Exercise = According to the Ecphorizer article about the African trek below, which place marks the northernmost point of the journey?

------ Source document ------

The Ecphorizer

Tripping Africa
George Towner

Issue #29 (January 1984)



[Online Editor's Note:  This article was originally published as "Ex Editor's Note."]
What ever happens to ex-editors, anyway? This particular one is going to disappear into the jungle - the African jungle, that is, and I hope not permanently. On January 10, Christine Palmer-Persen and I wing off for London and Capetown, the starting point for a land trek from the southernmost point to the northernmost point of the continent.

The southernmost point is a place called Cape Agulhas, about 60 miles southeast of Capetown. With any luck there will be a sign or plaque or something, in English and Afrikaans, that we can pose beside for the camera, all fresh and innocent. The northernmost point is Cap Blanc, not far from Tunis. There we hope to find another sign or plaque, this time probably in French, toward which we can drag our tattered and grubby bodies for another picture.

------ Stored data ------

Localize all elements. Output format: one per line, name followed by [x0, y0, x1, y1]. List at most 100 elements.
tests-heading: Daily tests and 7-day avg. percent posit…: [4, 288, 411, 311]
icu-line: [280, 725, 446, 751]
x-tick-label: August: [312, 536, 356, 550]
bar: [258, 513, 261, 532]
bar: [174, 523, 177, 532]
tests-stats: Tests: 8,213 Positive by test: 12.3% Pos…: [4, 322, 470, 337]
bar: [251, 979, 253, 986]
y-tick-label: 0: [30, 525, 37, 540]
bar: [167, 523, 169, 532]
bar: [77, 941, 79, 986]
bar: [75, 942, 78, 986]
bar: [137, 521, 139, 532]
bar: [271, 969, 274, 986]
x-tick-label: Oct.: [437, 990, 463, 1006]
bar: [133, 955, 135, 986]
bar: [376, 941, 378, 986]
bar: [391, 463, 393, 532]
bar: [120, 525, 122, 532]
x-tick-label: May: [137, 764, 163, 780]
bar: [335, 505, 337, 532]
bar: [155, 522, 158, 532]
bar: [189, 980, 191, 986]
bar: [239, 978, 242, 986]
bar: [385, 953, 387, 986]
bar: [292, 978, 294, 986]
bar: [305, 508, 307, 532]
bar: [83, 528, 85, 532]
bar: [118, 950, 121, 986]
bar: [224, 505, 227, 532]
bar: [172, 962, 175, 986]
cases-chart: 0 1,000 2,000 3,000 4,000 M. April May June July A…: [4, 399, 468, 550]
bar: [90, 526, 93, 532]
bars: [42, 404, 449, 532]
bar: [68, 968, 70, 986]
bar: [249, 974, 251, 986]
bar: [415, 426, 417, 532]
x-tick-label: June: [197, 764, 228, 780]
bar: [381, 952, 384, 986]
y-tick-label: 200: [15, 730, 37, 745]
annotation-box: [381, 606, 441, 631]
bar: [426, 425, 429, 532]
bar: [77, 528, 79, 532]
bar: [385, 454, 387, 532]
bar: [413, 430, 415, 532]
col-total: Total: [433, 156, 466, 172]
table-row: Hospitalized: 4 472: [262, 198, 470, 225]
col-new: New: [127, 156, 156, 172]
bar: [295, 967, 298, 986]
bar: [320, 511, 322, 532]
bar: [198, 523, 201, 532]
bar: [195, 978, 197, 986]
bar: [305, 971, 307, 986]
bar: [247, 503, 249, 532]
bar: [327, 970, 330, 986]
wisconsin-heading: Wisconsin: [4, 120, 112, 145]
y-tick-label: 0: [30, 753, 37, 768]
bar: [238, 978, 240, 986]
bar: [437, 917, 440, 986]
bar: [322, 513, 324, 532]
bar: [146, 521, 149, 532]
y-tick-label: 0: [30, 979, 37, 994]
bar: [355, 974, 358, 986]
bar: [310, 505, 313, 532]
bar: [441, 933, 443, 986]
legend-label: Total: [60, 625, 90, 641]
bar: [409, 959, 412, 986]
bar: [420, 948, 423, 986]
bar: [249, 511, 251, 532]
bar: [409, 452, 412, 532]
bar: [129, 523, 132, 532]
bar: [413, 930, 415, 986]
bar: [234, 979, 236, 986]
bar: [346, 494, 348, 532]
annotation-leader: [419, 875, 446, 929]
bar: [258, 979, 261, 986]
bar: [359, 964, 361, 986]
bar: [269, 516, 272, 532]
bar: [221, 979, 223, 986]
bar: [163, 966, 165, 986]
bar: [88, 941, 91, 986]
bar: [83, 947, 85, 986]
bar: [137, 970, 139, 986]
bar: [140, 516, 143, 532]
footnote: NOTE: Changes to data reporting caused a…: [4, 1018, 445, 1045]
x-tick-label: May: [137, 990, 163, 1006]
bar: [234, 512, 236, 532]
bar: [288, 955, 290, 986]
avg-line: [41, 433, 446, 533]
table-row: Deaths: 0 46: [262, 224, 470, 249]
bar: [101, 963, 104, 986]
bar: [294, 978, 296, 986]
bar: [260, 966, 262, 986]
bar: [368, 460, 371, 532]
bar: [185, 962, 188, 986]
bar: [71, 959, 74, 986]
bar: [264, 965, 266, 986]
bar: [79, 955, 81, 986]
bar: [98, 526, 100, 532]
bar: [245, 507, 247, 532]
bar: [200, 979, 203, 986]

------

Exercise response = Cap Blanc, not far from Tunis.